Only the pictures are to be left out; set down the rest of the records exactly.
--- Start of SOURCE RECORDS ---
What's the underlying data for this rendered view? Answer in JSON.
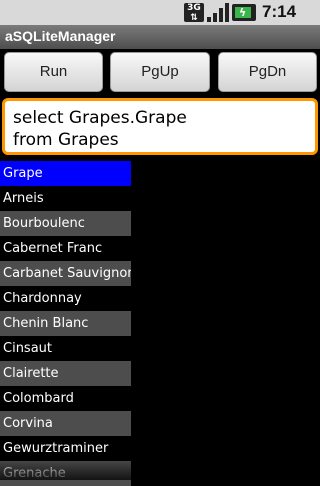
{
  "status_bar": {
    "network_label": "3G",
    "time": "7:14 PM",
    "icons": [
      "network-3g-icon",
      "signal-bars-icon",
      "battery-charging-icon"
    ],
    "battery_color": "#39b54a"
  },
  "app": {
    "title": "aSQLiteManager"
  },
  "toolbar": {
    "run_label": "Run",
    "pgup_label": "PgUp",
    "pgdn_label": "PgDn"
  },
  "query": {
    "text": "select Grapes.Grape\nfrom Grapes"
  },
  "results": {
    "column": "Grape",
    "rows": [
      "Arneis",
      "Bourboulenc",
      "Cabernet Franc",
      "Carbanet Sauvignon",
      "Chardonnay",
      "Chenin Blanc",
      "Cinsaut",
      "Clairette",
      "Colombard",
      "Corvina",
      "Gewurztraminer",
      "Grenache"
    ]
  },
  "colors": {
    "accent": "#ff9500",
    "header_highlight": "#0000ff"
  }
}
--- End of SOURCE RECORDS ---
▶ [EXERCISE SOLUTION]:
What's the underlying data for this rendered view? Answer in JSON.
{
  "status_bar": {
    "network_label": "3G",
    "time": "7:14 PM",
    "icons": [
      "network-3g-icon",
      "signal-bars-icon",
      "battery-charging-icon"
    ],
    "battery_color": "#39b54a"
  },
  "app": {
    "title": "aSQLiteManager"
  },
  "toolbar": {
    "run_label": "Run",
    "pgup_label": "PgUp",
    "pgdn_label": "PgDn"
  },
  "query": {
    "text": "select Grapes.Grape\nfrom Grapes"
  },
  "results": {
    "column": "Grape",
    "rows": [
      "Arneis",
      "Bourboulenc",
      "Cabernet Franc",
      "Carbanet Sauvignon",
      "Chardonnay",
      "Chenin Blanc",
      "Cinsaut",
      "Clairette",
      "Colombard",
      "Corvina",
      "Gewurztraminer",
      "Grenache"
    ]
  },
  "colors": {
    "accent": "#ff9500",
    "header_highlight": "#0000ff"
  }
}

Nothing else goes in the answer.